Document text =
§ §
Most of us feel identified with the mind, but we are not the mind.
The mind can be a very useful tool. However, enlightenment isn't
about escaping from the mind, as many people believe, but simply
'de-clutching' from it. After enlightenment, you find that you are
no longer controlled by the mind, and can de-clutch from it when
it is not needed. When the mind is needed, however, consciousness
comes through and uses the mind with a sharpness, clarity, and versatility
not possible before.
To be de-clutched from the mind is to lose the sense of 'self'
as a fixed, separate, continuous entity which we refer to as 'I'.
Enlightenment is the realization that there is no self to get enlightened.
We cannot change the nature of the mind. The mind is simply the
mind, but after enlightenment, our relationship with the mind changes.
We no longer become enslaved by the content and conditioning of
the mind. Thoughts may still come and go, emotions may still come
and go, but we recognize that they are not 'our' thoughts or emotions
any more. In this recognition we experience freedom.
Bhagavan teaches that there is no such thing as a personal mind.
Yes, we have individual thoughts, but they are simply emanations
from what he calls the Ancient Mind, a collective 'thoughtsphere'
of humanity that has existed from the beginnings of our current
civilization, perhaps 11 or 12 thousand years ago. All our fears,
inadequacies, turmoil and pain, all our lusts, addictions, insecurities
and greed, all our hatred, rage, jealousies and judgments, belong
to this thoughtsphere. Additionally, many of our impulses for kindness,
beauty, pleasure, happiness and courage also exist within this thoughtsphere.
Our brain can be visualized as a radio receiving station that picks
up these frequencies at random, depending on our state of mind or
health, physical environment, or various astrological factors. Our
own individual traumas or conditioning from the past also contribute
to the band of frequencies that we select.
However, our thoughts are not our own thoughts. Because our brain
is programmed for separation, we receive these thoughts, feelings,
impressions, and emotions as if they were our own, thereby separating
us even more effectively from the rest of humanity, which we perceive
to be better than, less than, or somehow different from us.
We watch a movie on the screen and very quickly get lost in the
illusion that it is real. However, if we slow it down so that we
can see it frame by frame, we realize that it is only a movie. In
exactly the same manner, we are conditioned by the self to perceive
our own life as a living movie.
Enlightenment creates a fine-tuning of the senses where we realize
that the sense of a fixed continuous self is an illusion generated
by the neurological circuitry of our brain. There is a continual
dance of personalities, but no fixed or continuous self that somehow
remains the same from birth to death. Consciousness flows through
your body moment by moment, but it is the same consciousness that
flows through all creation.
§ §
Direction 1 = In the passage on the mind and enlightenment, what does Bhagavan call the collective thoughtsphere of humanity?

Data in this exercise =
§ §
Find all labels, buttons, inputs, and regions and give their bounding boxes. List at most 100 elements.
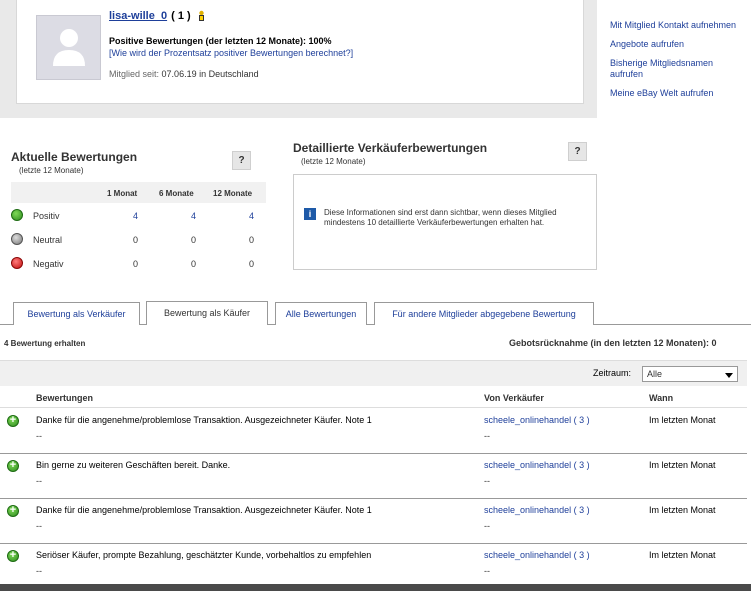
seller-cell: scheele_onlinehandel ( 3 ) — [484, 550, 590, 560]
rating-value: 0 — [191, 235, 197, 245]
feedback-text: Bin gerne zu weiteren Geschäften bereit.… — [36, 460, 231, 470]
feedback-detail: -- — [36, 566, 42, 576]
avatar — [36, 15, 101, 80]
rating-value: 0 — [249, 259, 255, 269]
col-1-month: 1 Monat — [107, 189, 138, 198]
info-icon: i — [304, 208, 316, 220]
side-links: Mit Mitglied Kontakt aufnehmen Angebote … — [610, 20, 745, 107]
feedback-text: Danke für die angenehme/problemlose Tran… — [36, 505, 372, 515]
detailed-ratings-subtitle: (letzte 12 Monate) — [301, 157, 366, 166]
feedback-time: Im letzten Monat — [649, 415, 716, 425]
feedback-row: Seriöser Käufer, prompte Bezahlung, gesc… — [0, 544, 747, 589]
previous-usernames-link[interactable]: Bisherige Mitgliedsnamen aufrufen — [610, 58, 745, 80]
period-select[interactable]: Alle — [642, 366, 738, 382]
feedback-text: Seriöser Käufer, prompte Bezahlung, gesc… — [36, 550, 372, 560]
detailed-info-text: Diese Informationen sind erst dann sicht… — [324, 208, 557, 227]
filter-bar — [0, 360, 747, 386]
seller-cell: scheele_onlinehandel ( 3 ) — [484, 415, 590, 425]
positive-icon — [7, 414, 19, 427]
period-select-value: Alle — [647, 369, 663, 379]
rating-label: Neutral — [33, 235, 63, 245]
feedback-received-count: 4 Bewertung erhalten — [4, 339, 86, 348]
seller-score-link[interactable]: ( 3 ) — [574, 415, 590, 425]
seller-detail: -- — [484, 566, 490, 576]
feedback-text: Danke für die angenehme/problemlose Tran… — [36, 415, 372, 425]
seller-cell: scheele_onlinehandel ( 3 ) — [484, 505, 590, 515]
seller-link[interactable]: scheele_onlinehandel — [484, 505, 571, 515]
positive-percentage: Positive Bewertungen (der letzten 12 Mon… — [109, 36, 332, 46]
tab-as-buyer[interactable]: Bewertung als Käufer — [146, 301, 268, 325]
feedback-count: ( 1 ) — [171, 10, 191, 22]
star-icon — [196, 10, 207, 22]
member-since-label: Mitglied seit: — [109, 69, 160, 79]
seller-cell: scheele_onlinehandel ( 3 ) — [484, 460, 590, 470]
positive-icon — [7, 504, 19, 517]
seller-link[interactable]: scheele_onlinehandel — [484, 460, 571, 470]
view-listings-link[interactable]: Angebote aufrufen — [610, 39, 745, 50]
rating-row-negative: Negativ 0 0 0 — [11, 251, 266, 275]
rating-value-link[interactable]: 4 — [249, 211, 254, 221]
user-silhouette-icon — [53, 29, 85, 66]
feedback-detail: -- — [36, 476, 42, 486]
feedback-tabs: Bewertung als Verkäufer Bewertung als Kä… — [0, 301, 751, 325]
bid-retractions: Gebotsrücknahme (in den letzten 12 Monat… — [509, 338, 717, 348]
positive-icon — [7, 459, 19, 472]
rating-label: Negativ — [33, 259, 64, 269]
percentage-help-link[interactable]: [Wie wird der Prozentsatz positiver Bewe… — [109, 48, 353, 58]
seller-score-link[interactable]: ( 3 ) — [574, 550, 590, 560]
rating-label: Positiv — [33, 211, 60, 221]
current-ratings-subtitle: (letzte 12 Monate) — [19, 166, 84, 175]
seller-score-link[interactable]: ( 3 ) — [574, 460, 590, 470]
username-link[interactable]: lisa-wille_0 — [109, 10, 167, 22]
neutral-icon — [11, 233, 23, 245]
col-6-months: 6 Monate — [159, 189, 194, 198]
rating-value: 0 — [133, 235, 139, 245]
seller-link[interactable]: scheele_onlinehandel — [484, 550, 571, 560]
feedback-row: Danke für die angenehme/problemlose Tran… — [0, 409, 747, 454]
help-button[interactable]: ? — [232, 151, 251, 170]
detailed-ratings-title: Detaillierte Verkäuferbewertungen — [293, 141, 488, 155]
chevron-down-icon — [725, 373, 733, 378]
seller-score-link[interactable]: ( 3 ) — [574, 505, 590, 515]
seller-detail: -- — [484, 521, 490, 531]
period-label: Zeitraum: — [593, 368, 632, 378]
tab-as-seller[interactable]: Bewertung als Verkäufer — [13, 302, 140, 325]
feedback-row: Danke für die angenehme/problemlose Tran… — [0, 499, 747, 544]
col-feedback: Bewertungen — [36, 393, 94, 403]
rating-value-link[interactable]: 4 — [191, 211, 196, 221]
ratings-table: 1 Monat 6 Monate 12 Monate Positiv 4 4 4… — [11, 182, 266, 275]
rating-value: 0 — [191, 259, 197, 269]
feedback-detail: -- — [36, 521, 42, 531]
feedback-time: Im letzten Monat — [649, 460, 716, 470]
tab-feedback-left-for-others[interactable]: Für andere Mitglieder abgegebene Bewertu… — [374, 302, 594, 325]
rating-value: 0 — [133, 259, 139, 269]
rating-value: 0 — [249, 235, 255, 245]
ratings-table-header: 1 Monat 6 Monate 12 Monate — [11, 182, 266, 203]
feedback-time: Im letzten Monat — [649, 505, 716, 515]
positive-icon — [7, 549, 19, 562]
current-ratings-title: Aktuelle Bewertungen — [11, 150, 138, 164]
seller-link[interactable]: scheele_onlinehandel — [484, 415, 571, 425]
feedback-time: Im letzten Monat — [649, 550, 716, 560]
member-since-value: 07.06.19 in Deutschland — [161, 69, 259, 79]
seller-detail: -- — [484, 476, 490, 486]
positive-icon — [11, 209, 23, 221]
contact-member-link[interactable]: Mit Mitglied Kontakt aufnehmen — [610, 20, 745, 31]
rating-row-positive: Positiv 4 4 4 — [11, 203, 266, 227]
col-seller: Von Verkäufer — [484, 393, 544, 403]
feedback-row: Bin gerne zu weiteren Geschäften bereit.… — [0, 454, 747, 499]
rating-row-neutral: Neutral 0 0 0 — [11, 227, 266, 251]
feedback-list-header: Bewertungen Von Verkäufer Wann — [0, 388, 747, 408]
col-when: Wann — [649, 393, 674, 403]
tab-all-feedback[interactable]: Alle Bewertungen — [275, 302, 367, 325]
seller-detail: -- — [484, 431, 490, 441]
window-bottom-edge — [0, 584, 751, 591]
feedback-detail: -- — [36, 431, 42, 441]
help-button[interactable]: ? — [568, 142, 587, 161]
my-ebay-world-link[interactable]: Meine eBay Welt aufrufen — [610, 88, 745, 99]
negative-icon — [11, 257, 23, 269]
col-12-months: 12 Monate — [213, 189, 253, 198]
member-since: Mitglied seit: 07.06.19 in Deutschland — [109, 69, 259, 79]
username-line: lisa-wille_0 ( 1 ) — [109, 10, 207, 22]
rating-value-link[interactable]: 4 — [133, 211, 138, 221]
§ §
Direction 2 = Please rewrite the part of the rows that opens with the line containing "seller-cell: scheele_onlinehandel ( 3 ) — [484, 550, 590, 560]" and closes with the line containing "detailed-ratings-subtitle: (letzte 12" as a Markdown table with the columns No. and Line, numbering each line and leaving out blank lines.

Correct result 1 = The Ancient Mind.

Correct result 2 =
| No. | Line |
|---|---|
| 1 | seller-cell: scheele_onlinehandel ( 3 ) — [484, 550, 590, 560] |
| 2 | rating-value: 0 — [191, 235, 197, 245] |
| 3 | feedback-text: Bin gerne zu weiteren Geschäften bereit.… — [36, 460, 231, 470] |
| 4 | feedback-detail: -- — [36, 566, 42, 576] |
| 5 | avatar — [36, 15, 101, 80] |
| 6 | rating-value: 0 — [249, 259, 255, 269] |
| 7 | col-1-month: 1 Monat — [107, 189, 138, 198] |
| 8 | info-icon: i — [304, 208, 316, 220] |
| 9 | side-links: Mit Mitglied Kontakt aufnehmen Angebote … — [610, 20, 745, 107] |
| 10 | feedback-text: Danke für die angenehme/problemlose Tran… — [36, 505, 372, 515] |
| 11 | detailed-ratings-subtitle: (letzte 12 Monate) — [301, 157, 366, 166] |